Write out each line in which the string "number" is present.

Data entries
-- begin --
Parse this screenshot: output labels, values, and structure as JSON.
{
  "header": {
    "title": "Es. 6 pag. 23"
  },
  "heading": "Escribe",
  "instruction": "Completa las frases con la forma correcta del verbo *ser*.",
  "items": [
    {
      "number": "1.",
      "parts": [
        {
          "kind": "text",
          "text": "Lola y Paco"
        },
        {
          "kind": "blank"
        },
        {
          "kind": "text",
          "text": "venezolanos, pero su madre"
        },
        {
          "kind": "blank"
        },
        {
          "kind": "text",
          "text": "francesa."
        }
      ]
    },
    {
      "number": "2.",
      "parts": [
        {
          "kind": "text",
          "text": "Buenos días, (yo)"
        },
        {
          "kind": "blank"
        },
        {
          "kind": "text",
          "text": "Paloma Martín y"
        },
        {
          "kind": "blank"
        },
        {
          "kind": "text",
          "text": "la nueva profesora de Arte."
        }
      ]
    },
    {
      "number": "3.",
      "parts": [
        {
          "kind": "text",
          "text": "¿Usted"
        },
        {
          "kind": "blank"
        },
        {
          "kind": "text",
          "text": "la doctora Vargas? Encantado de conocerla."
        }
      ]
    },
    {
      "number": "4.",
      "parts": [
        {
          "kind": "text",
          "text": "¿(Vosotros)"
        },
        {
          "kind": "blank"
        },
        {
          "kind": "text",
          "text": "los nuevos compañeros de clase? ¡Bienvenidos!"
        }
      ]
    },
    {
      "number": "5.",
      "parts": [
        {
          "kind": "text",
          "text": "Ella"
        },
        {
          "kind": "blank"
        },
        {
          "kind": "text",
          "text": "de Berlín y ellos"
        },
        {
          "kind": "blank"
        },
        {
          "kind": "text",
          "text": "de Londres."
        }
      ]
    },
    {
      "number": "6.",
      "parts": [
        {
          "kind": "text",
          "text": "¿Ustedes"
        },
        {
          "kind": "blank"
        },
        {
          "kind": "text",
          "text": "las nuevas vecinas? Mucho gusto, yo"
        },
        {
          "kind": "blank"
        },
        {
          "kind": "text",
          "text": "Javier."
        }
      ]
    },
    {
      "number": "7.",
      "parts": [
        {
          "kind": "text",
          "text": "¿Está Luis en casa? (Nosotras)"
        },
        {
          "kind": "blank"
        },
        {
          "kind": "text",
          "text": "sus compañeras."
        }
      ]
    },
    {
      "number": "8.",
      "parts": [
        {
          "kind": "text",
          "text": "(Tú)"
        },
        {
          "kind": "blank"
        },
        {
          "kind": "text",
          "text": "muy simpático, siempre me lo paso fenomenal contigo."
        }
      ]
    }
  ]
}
-- end --
**RESPONSE BELOW**
      "number": "1.",
      "number": "2.",
      "number": "3.",
      "number": "4.",
      "number": "5.",
      "number": "6.",
      "number": "7.",
      "number": "8.",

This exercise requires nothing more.